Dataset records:
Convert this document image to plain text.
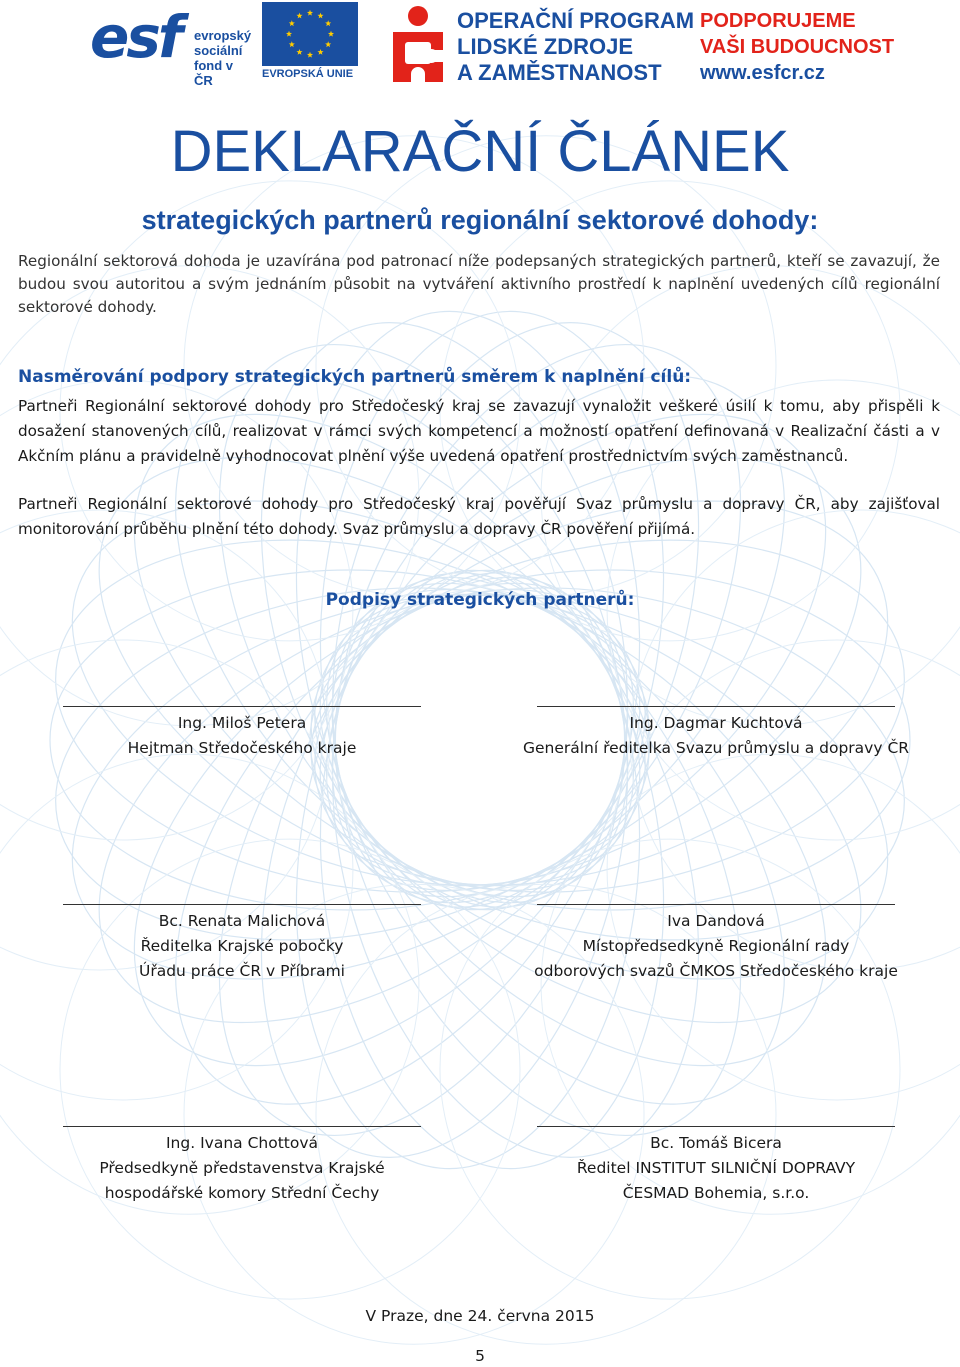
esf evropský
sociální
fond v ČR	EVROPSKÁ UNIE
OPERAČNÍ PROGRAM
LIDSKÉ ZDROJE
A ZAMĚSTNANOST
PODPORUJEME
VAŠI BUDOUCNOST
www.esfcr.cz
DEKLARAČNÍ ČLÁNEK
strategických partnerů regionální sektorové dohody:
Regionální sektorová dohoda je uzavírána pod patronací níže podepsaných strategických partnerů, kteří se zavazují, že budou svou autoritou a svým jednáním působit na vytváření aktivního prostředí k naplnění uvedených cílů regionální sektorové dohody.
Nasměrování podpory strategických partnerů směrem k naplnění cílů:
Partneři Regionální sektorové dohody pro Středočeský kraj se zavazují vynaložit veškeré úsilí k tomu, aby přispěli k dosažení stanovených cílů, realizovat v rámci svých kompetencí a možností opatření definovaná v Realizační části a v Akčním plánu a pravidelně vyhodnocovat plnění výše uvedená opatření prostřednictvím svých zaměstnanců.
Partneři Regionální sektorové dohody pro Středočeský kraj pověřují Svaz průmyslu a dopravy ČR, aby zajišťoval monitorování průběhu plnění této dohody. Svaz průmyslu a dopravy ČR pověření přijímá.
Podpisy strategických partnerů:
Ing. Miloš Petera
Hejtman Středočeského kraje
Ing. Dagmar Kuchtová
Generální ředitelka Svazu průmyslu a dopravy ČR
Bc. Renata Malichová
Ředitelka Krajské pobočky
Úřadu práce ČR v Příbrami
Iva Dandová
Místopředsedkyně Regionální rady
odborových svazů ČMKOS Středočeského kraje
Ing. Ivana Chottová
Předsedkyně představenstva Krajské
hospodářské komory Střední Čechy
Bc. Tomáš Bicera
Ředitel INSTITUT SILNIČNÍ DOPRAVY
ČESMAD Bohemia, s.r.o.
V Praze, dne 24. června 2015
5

==

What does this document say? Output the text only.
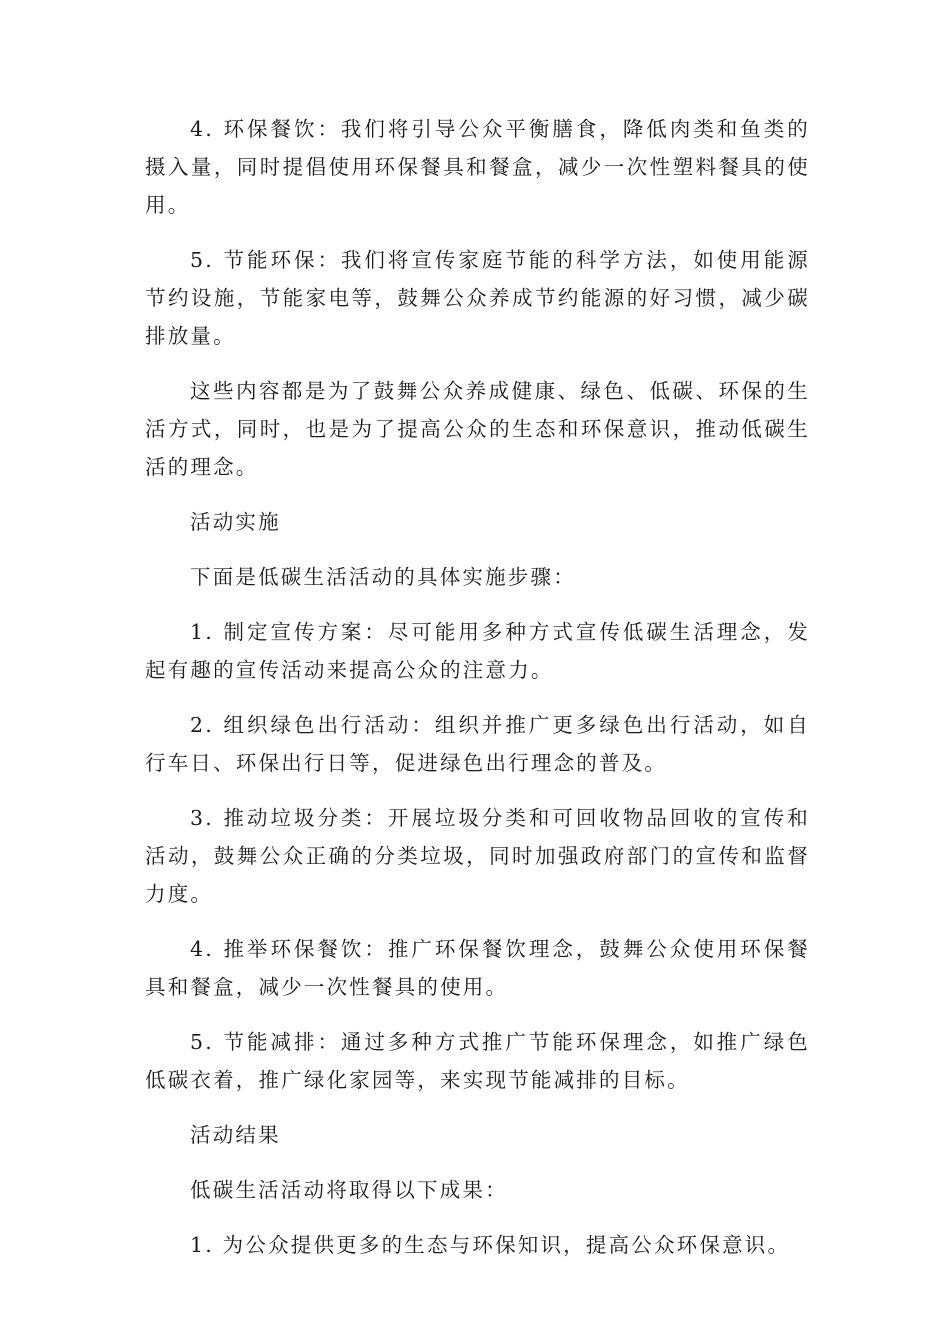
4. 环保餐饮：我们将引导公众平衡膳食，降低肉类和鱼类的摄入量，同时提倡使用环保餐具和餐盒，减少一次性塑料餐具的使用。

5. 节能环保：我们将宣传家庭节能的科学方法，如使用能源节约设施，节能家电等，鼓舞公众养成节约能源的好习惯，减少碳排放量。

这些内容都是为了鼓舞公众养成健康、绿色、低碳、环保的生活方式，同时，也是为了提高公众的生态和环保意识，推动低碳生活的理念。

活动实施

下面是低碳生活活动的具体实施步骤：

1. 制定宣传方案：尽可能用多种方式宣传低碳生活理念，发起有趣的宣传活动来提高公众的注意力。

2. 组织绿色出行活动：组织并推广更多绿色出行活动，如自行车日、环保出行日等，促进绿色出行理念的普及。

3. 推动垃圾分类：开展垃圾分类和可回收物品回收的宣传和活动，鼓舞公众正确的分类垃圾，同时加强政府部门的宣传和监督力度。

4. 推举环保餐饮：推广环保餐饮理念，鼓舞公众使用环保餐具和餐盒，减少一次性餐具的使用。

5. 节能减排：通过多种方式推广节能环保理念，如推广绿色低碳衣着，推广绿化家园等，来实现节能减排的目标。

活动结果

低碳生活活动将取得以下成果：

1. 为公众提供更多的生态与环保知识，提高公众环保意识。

Work required: Return solely the number of lines in the data that include the word "this".

Complete answer: 2